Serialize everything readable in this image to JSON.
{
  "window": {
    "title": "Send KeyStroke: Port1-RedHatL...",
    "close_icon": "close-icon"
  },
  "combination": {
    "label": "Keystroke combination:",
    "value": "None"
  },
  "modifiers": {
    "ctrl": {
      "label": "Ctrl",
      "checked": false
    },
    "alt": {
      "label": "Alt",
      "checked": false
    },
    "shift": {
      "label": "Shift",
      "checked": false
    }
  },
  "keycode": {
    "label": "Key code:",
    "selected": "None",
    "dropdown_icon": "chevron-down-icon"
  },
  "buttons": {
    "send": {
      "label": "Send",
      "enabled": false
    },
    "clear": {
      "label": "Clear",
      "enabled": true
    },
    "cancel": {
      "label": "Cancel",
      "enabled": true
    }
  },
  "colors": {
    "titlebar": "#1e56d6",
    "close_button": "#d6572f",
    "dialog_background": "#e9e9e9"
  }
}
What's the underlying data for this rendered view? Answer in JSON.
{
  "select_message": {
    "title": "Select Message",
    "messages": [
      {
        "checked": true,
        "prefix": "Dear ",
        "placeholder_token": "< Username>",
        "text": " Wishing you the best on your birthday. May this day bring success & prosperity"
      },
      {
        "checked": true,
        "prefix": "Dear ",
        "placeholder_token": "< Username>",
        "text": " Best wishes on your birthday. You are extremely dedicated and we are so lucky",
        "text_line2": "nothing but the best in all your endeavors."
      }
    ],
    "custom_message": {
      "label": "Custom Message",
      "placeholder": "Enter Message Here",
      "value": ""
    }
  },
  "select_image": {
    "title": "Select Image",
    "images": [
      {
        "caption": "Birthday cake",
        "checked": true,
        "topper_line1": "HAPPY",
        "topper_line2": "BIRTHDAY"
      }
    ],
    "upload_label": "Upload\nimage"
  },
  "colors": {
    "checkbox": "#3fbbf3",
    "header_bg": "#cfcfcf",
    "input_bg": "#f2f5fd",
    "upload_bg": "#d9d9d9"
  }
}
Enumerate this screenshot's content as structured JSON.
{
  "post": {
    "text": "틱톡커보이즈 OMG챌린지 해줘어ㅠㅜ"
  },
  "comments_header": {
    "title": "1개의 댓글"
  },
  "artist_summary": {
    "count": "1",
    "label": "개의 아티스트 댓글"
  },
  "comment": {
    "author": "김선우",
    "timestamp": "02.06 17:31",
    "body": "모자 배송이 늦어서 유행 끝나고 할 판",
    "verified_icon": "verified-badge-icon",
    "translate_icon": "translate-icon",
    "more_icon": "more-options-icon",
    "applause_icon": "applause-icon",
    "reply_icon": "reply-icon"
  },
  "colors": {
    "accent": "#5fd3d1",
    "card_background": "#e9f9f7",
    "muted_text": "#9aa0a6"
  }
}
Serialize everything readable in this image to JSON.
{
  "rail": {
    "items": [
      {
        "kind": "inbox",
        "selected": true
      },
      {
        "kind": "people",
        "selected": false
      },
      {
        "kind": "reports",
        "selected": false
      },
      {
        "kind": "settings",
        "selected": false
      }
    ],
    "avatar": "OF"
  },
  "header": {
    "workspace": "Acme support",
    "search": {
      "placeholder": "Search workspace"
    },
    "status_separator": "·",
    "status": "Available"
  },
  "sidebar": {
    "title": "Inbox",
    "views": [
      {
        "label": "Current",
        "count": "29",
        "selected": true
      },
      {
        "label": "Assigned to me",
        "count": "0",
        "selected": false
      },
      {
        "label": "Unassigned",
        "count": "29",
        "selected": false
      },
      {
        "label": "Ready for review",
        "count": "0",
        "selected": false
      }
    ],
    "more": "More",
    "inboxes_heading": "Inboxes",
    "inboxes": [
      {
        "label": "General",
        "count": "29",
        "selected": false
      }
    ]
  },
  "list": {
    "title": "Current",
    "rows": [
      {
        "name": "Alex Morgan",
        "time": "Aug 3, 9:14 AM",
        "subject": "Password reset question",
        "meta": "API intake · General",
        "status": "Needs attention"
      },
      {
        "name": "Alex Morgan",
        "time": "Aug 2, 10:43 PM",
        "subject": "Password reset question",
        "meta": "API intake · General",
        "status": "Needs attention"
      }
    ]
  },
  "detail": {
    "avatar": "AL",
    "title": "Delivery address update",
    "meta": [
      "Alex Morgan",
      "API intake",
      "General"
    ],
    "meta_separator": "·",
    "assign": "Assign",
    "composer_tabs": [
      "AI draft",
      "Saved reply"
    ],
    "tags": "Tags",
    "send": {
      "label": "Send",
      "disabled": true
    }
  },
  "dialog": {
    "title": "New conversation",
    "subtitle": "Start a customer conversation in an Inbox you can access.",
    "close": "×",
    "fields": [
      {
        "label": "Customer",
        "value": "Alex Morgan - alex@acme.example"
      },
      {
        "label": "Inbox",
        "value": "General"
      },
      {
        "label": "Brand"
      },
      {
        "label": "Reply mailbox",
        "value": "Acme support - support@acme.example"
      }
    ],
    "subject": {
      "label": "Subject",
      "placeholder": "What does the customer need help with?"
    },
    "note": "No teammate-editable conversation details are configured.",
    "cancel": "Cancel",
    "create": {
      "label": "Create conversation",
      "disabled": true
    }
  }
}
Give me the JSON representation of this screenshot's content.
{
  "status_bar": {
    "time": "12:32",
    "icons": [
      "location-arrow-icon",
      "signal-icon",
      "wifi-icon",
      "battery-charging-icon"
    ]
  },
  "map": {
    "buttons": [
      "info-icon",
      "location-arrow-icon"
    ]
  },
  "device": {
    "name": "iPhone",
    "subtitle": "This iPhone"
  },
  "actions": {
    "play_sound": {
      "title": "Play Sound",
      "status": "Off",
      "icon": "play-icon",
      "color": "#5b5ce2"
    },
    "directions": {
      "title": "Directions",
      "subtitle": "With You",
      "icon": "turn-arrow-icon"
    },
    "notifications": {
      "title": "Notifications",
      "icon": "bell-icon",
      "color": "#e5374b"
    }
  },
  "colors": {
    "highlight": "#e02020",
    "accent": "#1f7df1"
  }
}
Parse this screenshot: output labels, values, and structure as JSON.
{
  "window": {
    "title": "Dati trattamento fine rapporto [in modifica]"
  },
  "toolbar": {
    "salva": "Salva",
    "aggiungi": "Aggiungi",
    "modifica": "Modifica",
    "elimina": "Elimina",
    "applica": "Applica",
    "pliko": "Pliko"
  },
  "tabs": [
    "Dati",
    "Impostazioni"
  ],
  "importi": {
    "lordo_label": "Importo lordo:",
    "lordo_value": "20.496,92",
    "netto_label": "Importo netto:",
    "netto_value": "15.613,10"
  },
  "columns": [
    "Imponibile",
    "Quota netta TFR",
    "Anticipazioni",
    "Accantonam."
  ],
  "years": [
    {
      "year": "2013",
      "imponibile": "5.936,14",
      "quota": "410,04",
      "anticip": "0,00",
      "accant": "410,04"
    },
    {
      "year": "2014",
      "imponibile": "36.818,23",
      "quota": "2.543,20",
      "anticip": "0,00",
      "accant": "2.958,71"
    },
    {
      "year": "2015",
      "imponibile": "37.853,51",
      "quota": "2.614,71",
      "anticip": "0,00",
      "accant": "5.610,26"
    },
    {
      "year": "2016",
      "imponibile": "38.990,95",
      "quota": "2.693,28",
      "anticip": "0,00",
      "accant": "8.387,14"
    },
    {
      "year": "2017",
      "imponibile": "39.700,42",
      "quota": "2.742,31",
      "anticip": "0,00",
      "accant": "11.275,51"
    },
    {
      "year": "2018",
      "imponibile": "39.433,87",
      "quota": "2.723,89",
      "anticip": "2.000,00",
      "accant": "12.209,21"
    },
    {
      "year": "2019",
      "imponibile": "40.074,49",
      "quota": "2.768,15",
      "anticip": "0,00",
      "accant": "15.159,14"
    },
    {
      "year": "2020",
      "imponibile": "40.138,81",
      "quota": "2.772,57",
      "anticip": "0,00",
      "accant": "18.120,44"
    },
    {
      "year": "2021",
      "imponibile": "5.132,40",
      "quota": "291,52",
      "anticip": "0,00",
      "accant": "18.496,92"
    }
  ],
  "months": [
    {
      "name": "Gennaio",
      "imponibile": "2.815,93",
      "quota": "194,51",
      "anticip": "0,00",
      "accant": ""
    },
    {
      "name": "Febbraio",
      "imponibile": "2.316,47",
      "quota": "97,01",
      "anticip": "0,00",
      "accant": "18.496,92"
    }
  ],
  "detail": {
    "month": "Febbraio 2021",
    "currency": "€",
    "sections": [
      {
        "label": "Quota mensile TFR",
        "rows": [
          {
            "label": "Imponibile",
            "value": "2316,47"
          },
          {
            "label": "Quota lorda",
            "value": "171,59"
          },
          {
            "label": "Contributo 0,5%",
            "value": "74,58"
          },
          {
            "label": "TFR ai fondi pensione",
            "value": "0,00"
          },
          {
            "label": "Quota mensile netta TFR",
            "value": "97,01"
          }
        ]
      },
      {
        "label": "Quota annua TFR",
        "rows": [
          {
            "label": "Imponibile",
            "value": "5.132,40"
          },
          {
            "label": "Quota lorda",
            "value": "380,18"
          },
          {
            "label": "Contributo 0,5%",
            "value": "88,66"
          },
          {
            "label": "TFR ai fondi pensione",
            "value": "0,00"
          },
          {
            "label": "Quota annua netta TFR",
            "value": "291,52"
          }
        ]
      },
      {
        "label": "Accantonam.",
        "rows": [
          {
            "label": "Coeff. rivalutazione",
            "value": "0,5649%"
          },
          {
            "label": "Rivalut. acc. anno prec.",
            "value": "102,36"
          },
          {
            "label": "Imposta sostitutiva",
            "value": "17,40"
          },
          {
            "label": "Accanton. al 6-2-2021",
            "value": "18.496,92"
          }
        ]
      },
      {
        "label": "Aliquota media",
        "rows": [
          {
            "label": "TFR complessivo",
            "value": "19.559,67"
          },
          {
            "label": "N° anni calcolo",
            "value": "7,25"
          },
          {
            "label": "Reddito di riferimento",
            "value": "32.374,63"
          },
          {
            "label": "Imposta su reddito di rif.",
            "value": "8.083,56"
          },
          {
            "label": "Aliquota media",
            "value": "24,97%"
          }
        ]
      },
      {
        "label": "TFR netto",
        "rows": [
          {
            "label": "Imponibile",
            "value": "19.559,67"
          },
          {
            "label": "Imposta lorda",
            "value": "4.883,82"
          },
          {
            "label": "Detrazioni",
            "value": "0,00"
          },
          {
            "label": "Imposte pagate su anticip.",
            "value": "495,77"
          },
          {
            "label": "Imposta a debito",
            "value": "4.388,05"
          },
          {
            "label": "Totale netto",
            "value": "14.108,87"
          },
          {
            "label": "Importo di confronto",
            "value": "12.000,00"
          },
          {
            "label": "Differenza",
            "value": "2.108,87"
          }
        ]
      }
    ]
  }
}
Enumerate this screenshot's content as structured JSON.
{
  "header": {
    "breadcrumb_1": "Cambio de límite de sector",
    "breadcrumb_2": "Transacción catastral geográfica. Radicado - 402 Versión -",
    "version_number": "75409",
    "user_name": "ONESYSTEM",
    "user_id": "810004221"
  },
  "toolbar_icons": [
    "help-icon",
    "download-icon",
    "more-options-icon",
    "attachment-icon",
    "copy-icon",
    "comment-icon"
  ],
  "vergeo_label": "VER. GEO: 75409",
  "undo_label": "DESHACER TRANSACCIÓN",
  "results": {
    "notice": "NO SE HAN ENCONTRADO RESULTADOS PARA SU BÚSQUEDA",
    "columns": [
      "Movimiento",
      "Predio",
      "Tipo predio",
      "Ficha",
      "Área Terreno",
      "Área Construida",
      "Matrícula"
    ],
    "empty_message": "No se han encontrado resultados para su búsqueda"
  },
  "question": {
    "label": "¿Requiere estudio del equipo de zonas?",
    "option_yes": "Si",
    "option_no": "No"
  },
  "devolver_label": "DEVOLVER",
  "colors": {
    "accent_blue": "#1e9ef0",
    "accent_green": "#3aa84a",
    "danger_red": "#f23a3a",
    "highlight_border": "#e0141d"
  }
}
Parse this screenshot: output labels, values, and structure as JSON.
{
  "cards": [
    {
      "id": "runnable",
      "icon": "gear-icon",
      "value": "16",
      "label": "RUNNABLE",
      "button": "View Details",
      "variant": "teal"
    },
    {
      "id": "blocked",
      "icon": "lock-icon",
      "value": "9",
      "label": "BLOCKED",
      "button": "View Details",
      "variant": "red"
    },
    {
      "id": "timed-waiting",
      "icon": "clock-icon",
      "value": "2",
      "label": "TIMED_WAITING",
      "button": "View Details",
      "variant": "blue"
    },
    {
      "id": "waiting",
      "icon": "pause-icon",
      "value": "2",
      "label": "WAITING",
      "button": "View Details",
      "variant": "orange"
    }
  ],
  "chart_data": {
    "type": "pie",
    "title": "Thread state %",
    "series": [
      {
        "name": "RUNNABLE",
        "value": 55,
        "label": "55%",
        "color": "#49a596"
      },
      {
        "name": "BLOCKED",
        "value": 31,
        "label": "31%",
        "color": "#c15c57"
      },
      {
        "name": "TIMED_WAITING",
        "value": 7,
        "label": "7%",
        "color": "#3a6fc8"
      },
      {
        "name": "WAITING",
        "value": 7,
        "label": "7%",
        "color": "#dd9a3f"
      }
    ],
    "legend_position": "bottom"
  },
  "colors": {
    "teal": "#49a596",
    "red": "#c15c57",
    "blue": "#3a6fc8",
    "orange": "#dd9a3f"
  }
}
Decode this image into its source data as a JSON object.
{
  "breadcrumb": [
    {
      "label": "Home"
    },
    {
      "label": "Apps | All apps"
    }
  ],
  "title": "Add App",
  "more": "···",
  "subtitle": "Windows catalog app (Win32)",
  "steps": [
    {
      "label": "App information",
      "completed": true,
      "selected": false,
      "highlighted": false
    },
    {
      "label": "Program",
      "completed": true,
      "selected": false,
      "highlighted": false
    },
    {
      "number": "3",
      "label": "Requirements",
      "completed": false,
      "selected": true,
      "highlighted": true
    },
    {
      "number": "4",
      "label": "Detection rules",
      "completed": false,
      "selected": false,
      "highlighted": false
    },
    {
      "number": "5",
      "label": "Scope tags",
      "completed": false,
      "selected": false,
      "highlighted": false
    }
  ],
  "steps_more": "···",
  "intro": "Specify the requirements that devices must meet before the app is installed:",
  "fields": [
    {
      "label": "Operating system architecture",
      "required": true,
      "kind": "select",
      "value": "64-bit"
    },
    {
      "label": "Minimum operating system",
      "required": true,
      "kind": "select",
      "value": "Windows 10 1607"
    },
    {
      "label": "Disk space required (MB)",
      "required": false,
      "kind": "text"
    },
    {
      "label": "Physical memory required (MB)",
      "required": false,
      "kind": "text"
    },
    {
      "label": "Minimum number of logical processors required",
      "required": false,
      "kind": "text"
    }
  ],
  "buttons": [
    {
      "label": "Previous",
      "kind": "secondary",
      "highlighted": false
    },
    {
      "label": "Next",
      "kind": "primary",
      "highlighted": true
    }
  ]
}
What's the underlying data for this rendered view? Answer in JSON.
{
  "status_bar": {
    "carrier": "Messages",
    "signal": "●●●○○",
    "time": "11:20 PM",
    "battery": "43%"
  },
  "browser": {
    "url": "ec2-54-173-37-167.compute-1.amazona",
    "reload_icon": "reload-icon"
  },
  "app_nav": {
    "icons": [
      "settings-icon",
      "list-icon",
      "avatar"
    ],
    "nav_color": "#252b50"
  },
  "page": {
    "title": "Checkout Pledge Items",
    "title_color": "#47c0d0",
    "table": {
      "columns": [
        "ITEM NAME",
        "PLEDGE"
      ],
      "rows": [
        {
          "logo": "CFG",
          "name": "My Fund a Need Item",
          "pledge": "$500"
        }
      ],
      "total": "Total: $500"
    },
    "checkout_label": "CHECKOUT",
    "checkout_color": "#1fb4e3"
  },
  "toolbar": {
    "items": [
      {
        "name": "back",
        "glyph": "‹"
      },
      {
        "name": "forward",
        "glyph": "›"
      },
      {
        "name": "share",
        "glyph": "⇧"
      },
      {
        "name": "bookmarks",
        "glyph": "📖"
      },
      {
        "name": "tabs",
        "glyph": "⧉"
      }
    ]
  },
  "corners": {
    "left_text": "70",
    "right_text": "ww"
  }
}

Requirements: List each line of the entries that holds the string "arrow".

Right answer:
      "location-arrow-icon",
      "location-arrow-icon"
      "icon": "turn-arrow-icon"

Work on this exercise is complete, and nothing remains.